**Written exercise:**
Extract all lines from the data beneath that include the word "value".

Stored dataset items:

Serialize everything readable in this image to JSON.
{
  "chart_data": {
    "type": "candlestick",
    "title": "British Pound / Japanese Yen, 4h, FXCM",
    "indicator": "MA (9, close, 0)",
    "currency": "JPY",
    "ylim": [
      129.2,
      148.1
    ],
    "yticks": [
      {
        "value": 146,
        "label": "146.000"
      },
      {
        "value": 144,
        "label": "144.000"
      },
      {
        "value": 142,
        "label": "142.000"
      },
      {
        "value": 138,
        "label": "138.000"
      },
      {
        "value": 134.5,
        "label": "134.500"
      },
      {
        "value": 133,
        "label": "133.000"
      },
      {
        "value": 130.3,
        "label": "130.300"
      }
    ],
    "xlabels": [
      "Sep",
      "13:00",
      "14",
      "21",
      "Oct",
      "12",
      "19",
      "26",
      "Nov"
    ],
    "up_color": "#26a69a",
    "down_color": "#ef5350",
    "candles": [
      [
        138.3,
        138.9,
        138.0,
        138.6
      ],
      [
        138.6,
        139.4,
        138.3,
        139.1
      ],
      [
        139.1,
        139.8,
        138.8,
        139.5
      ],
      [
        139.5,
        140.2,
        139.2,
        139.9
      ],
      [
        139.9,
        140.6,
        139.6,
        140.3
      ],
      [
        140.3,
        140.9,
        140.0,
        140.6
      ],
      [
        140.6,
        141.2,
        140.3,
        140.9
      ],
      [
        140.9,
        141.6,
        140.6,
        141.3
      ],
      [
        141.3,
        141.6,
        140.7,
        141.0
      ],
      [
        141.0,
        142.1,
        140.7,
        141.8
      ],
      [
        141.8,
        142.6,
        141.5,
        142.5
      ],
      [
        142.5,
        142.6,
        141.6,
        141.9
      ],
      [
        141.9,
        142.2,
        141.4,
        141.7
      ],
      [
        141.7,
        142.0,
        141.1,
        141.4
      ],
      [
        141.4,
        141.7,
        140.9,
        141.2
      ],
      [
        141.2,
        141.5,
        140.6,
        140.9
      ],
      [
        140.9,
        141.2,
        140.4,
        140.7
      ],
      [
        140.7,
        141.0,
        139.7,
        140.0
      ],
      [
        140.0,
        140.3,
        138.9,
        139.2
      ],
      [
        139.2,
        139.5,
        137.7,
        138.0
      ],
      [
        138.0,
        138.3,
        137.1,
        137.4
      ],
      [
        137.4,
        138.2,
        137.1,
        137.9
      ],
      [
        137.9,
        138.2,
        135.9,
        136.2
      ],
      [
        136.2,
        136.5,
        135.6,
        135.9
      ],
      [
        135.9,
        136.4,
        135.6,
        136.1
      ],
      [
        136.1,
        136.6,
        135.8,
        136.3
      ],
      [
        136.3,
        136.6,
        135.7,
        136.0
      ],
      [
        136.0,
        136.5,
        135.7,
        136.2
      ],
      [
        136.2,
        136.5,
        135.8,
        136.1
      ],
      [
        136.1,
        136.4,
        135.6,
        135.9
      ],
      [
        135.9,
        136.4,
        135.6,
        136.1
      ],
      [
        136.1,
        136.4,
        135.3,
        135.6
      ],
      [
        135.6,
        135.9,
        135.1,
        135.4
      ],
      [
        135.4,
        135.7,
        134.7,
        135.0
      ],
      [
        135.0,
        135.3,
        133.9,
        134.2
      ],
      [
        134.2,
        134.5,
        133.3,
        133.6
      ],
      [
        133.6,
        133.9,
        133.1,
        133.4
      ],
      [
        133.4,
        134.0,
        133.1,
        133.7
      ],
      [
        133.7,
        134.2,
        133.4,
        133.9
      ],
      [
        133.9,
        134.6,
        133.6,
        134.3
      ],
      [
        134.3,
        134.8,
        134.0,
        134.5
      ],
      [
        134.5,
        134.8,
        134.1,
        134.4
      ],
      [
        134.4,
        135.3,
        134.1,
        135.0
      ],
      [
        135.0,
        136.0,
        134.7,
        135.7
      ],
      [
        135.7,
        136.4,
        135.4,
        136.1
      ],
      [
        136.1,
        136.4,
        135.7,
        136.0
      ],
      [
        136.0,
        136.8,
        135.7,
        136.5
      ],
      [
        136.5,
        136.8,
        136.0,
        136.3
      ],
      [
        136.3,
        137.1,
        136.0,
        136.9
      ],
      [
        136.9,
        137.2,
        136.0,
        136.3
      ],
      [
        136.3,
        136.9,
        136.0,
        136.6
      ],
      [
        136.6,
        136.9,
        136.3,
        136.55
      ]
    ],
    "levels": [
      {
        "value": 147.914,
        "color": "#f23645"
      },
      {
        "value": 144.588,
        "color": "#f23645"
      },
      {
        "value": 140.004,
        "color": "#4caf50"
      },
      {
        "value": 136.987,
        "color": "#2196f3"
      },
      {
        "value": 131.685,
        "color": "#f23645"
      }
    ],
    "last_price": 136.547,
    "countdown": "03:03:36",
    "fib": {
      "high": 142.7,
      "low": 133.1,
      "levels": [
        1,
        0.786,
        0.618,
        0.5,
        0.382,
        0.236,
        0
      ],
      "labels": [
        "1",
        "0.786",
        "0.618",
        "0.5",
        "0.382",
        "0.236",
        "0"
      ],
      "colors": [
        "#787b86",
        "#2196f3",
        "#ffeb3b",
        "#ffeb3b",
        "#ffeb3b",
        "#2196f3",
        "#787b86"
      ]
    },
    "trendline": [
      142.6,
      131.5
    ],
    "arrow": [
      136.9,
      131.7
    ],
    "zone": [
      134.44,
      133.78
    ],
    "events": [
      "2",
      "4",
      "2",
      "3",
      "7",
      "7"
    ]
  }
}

**Result for this exercise:**
        "value": 146,
        "value": 144,
        "value": 142,
        "value": 138,
        "value": 134.5,
        "value": 133,
        "value": 130.3,
        "value": 147.914,
        "value": 144.588,
        "value": 140.004,
        "value": 136.987,
        "value": 131.685,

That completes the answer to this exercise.